[Data excerpts]
[Begin]

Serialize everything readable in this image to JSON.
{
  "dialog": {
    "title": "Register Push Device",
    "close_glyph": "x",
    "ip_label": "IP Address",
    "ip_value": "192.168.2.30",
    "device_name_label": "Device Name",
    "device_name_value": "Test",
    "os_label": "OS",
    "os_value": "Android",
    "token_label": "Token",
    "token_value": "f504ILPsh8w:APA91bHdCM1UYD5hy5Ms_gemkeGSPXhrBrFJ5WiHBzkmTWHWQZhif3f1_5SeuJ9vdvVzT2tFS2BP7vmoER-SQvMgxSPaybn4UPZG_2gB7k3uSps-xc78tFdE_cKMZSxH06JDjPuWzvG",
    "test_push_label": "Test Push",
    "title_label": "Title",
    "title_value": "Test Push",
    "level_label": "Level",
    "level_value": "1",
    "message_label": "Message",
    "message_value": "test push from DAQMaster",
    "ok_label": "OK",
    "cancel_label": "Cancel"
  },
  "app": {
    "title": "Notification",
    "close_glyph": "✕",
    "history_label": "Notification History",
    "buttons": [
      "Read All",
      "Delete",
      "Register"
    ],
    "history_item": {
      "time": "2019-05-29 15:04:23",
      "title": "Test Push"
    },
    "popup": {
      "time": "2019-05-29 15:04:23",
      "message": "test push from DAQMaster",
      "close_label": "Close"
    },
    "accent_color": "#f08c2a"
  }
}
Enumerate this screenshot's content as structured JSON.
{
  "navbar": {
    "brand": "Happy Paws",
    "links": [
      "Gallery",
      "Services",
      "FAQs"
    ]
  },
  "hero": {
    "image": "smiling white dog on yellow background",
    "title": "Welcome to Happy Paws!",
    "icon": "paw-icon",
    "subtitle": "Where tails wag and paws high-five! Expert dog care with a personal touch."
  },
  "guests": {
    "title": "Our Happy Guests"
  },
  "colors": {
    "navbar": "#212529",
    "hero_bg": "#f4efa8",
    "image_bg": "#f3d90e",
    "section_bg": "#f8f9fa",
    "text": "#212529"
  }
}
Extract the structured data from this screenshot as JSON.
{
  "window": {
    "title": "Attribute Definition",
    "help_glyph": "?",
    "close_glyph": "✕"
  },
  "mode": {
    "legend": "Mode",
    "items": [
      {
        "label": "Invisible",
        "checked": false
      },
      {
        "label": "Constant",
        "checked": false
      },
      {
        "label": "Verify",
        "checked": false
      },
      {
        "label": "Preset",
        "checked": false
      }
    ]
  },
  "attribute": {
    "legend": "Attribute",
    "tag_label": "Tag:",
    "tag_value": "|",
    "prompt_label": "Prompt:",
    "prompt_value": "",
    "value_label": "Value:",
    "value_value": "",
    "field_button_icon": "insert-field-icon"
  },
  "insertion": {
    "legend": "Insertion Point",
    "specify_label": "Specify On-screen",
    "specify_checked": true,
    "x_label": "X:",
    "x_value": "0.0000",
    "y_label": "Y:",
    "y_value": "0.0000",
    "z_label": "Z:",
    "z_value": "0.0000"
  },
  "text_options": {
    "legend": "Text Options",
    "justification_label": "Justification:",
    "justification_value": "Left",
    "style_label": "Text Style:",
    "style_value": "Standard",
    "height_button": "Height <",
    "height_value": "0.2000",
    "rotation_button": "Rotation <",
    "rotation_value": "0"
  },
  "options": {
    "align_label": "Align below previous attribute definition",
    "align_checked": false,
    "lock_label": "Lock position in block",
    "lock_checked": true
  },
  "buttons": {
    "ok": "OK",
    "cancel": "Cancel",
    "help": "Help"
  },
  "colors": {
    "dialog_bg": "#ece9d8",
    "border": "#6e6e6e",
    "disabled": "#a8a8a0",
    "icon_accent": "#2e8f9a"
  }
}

[End]

Problem to solve.
Exactly reproduce every line of the records.

Complete output.
Serialize everything readable in this image to JSON.
{
  "dialog": {
    "title": "Register Push Device",
    "close_glyph": "x",
    "ip_label": "IP Address",
    "ip_value": "192.168.2.30",
    "device_name_label": "Device Name",
    "device_name_value": "Test",
    "os_label": "OS",
    "os_value": "Android",
    "token_label": "Token",
    "token_value": "f504ILPsh8w:APA91bHdCM1UYD5hy5Ms_gemkeGSPXhrBrFJ5WiHBzkmTWHWQZhif3f1_5SeuJ9vdvVzT2tFS2BP7vmoER-SQvMgxSPaybn4UPZG_2gB7k3uSps-xc78tFdE_cKMZSxH06JDjPuWzvG",
    "test_push_label": "Test Push",
    "title_label": "Title",
    "title_value": "Test Push",
    "level_label": "Level",
    "level_value": "1",
    "message_label": "Message",
    "message_value": "test push from DAQMaster",
    "ok_label": "OK",
    "cancel_label": "Cancel"
  },
  "app": {
    "title": "Notification",
    "close_glyph": "✕",
    "history_label": "Notification History",
    "buttons": [
      "Read All",
      "Delete",
      "Register"
    ],
    "history_item": {
      "time": "2019-05-29 15:04:23",
      "title": "Test Push"
    },
    "popup": {
      "time": "2019-05-29 15:04:23",
      "message": "test push from DAQMaster",
      "close_label": "Close"
    },
    "accent_color": "#f08c2a"
  }
}
Enumerate this screenshot's content as structured JSON.
{
  "navbar": {
    "brand": "Happy Paws",
    "links": [
      "Gallery",
      "Services",
      "FAQs"
    ]
  },
  "hero": {
    "image": "smiling white dog on yellow background",
    "title": "Welcome to Happy Paws!",
    "icon": "paw-icon",
    "subtitle": "Where tails wag and paws high-five! Expert dog care with a personal touch."
  },
  "guests": {
    "title": "Our Happy Guests"
  },
  "colors": {
    "navbar": "#212529",
    "hero_bg": "#f4efa8",
    "image_bg": "#f3d90e",
    "section_bg": "#f8f9fa",
    "text": "#212529"
  }
}
Extract the structured data from this screenshot as JSON.
{
  "window": {
    "title": "Attribute Definition",
    "help_glyph": "?",
    "close_glyph": "✕"
  },
  "mode": {
    "legend": "Mode",
    "items": [
      {
        "label": "Invisible",
        "checked": false
      },
      {
        "label": "Constant",
        "checked": false
      },
      {
        "label": "Verify",
        "checked": false
      },
      {
        "label": "Preset",
        "checked": false
      }
    ]
  },
  "attribute": {
    "legend": "Attribute",
    "tag_label": "Tag:",
    "tag_value": "|",
    "prompt_label": "Prompt:",
    "prompt_value": "",
    "value_label": "Value:",
    "value_value": "",
    "field_button_icon": "insert-field-icon"
  },
  "insertion": {
    "legend": "Insertion Point",
    "specify_label": "Specify On-screen",
    "specify_checked": true,
    "x_label": "X:",
    "x_value": "0.0000",
    "y_label": "Y:",
    "y_value": "0.0000",
    "z_label": "Z:",
    "z_value": "0.0000"
  },
  "text_options": {
    "legend": "Text Options",
    "justification_label": "Justification:",
    "justification_value": "Left",
    "style_label": "Text Style:",
    "style_value": "Standard",
    "height_button": "Height <",
    "height_value": "0.2000",
    "rotation_button": "Rotation <",
    "rotation_value": "0"
  },
  "options": {
    "align_label": "Align below previous attribute definition",
    "align_checked": false,
    "lock_label": "Lock position in block",
    "lock_checked": true
  },
  "buttons": {
    "ok": "OK",
    "cancel": "Cancel",
    "help": "Help"
  },
  "colors": {
    "dialog_bg": "#ece9d8",
    "border": "#6e6e6e",
    "disabled": "#a8a8a0",
    "icon_accent": "#2e8f9a"
  }
}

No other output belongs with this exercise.